╭─ Input records

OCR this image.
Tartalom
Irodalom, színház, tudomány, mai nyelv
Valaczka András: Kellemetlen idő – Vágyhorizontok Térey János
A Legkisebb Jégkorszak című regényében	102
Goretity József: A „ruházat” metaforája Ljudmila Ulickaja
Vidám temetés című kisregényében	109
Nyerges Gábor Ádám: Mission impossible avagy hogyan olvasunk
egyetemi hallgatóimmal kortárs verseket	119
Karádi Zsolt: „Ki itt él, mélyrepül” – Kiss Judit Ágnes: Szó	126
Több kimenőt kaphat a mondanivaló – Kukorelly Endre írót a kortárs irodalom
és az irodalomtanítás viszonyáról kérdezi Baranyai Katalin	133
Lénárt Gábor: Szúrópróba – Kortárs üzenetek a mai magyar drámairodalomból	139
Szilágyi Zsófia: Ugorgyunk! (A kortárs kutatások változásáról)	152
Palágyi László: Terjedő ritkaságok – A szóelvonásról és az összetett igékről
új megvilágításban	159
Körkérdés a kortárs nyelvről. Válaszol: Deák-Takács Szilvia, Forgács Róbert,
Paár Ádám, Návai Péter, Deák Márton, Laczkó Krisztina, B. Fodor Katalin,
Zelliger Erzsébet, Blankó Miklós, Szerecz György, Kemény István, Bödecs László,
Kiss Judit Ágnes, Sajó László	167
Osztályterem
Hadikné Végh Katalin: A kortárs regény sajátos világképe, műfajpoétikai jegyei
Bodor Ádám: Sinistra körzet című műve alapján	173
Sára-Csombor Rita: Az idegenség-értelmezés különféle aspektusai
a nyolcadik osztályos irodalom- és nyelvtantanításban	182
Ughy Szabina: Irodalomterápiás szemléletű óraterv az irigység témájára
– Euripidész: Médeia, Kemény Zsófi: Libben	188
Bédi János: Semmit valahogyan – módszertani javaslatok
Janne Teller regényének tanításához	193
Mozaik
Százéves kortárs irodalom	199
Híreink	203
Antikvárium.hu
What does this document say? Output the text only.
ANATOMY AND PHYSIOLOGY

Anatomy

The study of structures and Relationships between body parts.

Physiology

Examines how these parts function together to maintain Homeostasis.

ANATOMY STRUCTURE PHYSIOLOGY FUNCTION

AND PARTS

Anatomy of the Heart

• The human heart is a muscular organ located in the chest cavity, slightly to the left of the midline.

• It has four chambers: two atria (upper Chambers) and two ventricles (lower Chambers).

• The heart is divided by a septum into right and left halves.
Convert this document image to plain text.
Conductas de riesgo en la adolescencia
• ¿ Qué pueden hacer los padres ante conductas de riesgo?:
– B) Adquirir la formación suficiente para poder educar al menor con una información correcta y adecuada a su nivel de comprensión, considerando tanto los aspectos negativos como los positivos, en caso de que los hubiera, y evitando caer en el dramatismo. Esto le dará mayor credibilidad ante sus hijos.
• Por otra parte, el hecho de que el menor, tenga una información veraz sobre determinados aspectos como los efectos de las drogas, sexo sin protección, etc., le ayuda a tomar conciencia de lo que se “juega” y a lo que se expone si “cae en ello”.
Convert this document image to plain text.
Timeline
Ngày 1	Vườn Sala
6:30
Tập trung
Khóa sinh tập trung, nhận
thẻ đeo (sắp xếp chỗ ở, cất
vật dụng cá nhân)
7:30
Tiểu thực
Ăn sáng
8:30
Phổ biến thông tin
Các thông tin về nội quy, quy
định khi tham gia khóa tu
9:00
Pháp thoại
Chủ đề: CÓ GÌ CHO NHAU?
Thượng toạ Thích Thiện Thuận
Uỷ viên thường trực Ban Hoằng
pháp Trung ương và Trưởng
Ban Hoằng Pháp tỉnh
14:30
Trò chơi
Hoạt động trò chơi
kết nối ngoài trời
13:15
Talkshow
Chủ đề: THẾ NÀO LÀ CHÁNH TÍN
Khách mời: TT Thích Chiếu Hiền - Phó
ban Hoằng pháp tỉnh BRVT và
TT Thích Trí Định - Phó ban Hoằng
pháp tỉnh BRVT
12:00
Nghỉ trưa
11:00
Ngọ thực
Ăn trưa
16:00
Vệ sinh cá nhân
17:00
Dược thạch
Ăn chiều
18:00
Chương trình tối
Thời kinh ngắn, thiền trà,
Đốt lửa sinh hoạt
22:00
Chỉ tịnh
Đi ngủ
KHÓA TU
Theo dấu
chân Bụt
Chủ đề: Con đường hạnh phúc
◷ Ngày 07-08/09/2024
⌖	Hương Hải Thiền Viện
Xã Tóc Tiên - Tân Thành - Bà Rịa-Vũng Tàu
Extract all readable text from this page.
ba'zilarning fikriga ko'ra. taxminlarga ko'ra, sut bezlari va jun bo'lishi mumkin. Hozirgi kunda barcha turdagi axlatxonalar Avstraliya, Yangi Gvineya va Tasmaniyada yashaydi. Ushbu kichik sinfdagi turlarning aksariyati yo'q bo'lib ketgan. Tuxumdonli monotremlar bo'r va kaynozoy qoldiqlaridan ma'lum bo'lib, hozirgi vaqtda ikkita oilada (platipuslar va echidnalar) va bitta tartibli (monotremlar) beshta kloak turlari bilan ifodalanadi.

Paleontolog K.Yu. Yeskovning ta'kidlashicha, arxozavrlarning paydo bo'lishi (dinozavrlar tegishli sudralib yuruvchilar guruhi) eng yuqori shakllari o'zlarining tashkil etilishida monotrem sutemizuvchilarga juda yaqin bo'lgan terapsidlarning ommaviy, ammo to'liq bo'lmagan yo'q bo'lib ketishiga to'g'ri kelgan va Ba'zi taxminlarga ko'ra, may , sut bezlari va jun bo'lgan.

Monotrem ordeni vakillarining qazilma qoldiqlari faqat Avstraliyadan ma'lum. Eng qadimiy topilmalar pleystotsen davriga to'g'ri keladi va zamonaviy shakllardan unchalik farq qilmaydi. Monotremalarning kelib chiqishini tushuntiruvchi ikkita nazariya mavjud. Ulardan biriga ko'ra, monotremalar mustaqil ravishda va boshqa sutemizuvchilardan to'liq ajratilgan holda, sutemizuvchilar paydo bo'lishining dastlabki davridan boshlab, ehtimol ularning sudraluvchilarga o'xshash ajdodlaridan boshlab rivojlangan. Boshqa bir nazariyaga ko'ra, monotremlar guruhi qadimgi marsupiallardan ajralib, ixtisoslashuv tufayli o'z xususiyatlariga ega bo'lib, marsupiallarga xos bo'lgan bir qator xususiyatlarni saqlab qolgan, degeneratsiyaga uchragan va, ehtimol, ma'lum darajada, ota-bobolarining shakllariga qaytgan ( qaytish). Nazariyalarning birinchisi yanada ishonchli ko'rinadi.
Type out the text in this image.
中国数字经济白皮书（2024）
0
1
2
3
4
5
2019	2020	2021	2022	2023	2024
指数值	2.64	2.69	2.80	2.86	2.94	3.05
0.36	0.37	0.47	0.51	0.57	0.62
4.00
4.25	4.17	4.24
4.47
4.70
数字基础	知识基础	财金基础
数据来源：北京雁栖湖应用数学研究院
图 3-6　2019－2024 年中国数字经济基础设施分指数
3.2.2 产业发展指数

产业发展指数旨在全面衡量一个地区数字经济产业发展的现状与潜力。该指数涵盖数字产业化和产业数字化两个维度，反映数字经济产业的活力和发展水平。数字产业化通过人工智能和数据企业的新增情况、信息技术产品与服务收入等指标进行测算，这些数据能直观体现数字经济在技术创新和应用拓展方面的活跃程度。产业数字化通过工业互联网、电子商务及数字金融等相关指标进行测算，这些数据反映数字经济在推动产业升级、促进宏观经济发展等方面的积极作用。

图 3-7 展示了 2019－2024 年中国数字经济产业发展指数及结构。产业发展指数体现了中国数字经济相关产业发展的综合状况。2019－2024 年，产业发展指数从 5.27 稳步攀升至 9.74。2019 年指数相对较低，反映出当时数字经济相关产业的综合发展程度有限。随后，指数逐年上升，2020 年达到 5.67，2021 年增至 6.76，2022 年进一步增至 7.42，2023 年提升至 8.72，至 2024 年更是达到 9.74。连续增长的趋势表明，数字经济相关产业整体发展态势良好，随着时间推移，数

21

╰─

* _Exercise details_: Spot every line that holds "című" and copy it.

* _Answer in full_:
A Legkisebb Jégkorszak című regényében	102
Vidám temetés című kisregényében	109
Bodor Ádám: Sinistra körzet című műve alapján	173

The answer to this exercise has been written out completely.